**GOAL:** Review the material line by line. Identify and copy every line that contains the string "Bruce".

**DATA PROVIDED:**
━━━━━━━━━━━━━━━━
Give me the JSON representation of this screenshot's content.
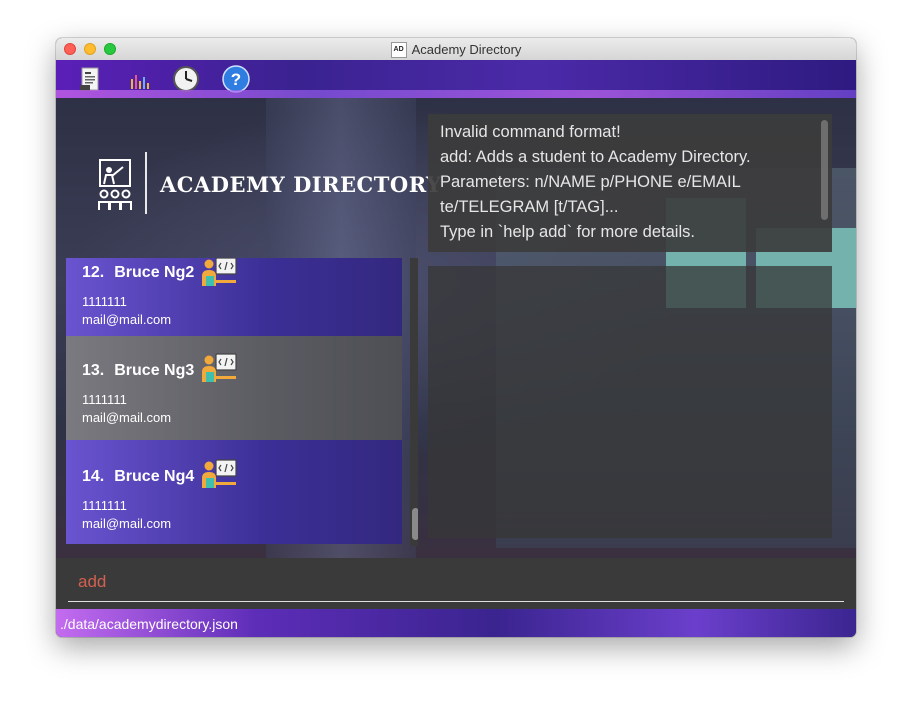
{
  "window": {
    "title": "Academy Directory",
    "title_icon_text": "AD"
  },
  "menubar": {
    "items": [
      {
        "name": "file-icon"
      },
      {
        "name": "chart-icon"
      },
      {
        "name": "clock-icon"
      },
      {
        "name": "help-icon",
        "glyph": "?"
      }
    ]
  },
  "logo": {
    "text": "ACADEMY DIRECTORY"
  },
  "result": {
    "lines": [
      "Invalid command format!",
      "add: Adds a student to Academy Directory.",
      "Parameters: n/NAME p/PHONE e/EMAIL",
      "te/TELEGRAM [t/TAG]...",
      "Type in `help add` for more details."
    ]
  },
  "students": [
    {
      "index": "12.",
      "name": "Bruce Ng2",
      "phone": "1111111",
      "email": "mail@mail.com",
      "style": "purple",
      "icon": "student-coding-icon"
    },
    {
      "index": "13.",
      "name": "Bruce Ng3",
      "phone": "1111111",
      "email": "mail@mail.com",
      "style": "grey",
      "icon": "student-coding-icon"
    },
    {
      "index": "14.",
      "name": "Bruce Ng4",
      "phone": "1111111",
      "email": "mail@mail.com",
      "style": "purple",
      "icon": "student-coding-icon"
    }
  ],
  "command": {
    "value": "add"
  },
  "status": {
    "path": "./data/academydirectory.json"
  },
  "colors": {
    "accent_purple": "#3b2f96",
    "command_text": "#d2604f",
    "selected_card": "#5b5b62"
  }
}
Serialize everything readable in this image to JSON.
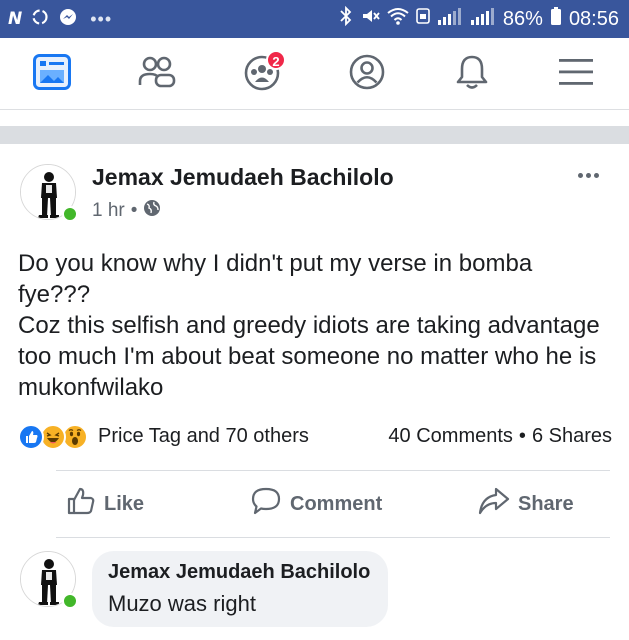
{
  "status_bar": {
    "carrier_letter": "N",
    "more": "•••",
    "battery": "86%",
    "time": "08:56"
  },
  "nav": {
    "items": [
      {
        "name": "news-feed",
        "icon": "news-feed-icon",
        "active": true
      },
      {
        "name": "friends",
        "icon": "friends-icon"
      },
      {
        "name": "groups",
        "icon": "groups-icon",
        "badge": "2"
      },
      {
        "name": "profile",
        "icon": "profile-icon"
      },
      {
        "name": "notifications",
        "icon": "bell-icon"
      },
      {
        "name": "menu",
        "icon": "hamburger-menu-icon"
      }
    ]
  },
  "post": {
    "author": "Jemax Jemudaeh Bachilolo",
    "time": "1 hr",
    "separator": "•",
    "privacy_icon": "globe-icon",
    "text_lines": [
      "Do you know why I didn't put my verse in bomba",
      "fye???",
      "Coz this selfish and greedy idiots are taking advantage",
      "too much I'm about beat someone no matter who he is",
      "mukonfwilako"
    ],
    "reactions": {
      "icons": [
        "like-reaction-icon",
        "haha-reaction-icon",
        "wow-reaction-icon"
      ],
      "text": "Price Tag and 70 others",
      "comments": "40 Comments",
      "dot": "•",
      "shares": "6 Shares"
    },
    "actions": {
      "like": "Like",
      "comment": "Comment",
      "share": "Share"
    }
  },
  "comment": {
    "author": "Jemax Jemudaeh Bachilolo",
    "text": "Muzo was right"
  },
  "colors": {
    "status_bar": "#39569c",
    "facebook_blue": "#1877f2",
    "online_green": "#42b72a",
    "badge_red": "#f02849"
  }
}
━━━━━━━━━━━━━━━━
**FULL ANSWER:**
      "name": "Bruce Ng2",
      "name": "Bruce Ng3",
      "name": "Bruce Ng4",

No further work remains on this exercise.